* **Input for this task**:
▼

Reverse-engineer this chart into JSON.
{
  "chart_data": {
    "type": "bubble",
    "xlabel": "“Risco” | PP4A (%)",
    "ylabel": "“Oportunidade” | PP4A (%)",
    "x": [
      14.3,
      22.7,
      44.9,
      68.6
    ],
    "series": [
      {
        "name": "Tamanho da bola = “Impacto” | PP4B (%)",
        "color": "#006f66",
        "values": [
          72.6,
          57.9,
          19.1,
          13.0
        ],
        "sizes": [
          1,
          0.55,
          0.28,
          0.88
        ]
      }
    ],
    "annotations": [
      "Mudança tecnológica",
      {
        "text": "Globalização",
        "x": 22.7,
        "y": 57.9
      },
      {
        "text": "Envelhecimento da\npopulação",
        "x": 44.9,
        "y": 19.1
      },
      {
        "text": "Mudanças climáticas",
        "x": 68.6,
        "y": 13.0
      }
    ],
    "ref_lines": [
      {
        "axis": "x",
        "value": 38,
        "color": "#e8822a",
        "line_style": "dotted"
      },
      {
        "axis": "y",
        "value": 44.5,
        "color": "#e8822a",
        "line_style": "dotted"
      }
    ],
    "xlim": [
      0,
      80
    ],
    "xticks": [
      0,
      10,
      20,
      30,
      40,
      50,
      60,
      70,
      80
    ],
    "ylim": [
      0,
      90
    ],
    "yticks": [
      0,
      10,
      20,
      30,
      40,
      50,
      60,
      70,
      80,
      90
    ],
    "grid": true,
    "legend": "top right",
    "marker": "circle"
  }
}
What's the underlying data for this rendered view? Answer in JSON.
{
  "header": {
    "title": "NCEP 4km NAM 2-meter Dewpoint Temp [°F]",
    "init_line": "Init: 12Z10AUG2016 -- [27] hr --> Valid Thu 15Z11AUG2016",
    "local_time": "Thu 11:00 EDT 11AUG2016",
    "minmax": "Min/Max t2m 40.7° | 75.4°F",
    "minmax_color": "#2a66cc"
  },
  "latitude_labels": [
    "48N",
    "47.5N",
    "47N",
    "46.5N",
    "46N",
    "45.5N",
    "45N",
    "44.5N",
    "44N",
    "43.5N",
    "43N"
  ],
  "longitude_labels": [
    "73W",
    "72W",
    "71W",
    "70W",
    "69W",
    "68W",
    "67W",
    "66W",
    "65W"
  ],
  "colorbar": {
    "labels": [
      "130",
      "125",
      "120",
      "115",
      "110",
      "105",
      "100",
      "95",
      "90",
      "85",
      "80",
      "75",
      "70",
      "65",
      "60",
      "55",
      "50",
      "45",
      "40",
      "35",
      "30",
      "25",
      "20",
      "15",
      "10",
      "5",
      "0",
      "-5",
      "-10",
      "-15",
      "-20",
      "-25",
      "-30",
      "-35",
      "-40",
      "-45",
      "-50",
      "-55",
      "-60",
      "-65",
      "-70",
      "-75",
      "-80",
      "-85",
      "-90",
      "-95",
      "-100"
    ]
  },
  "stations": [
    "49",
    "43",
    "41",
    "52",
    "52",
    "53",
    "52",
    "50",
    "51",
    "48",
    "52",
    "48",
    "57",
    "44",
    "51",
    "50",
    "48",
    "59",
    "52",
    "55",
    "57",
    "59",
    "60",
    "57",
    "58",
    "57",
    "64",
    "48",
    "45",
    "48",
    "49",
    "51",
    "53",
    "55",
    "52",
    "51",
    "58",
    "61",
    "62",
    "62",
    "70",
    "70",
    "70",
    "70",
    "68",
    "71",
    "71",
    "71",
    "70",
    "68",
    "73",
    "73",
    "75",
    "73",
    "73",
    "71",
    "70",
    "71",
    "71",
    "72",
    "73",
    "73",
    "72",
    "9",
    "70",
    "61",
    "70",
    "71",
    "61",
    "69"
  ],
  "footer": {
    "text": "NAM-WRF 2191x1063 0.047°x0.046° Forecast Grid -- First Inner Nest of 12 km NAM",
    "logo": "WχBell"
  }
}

▲

Using the listing above, return all lines where the word "JSON" occurs.

Reverse-engineer this chart into JSON.
What's the underlying data for this rendered view? Answer in JSON.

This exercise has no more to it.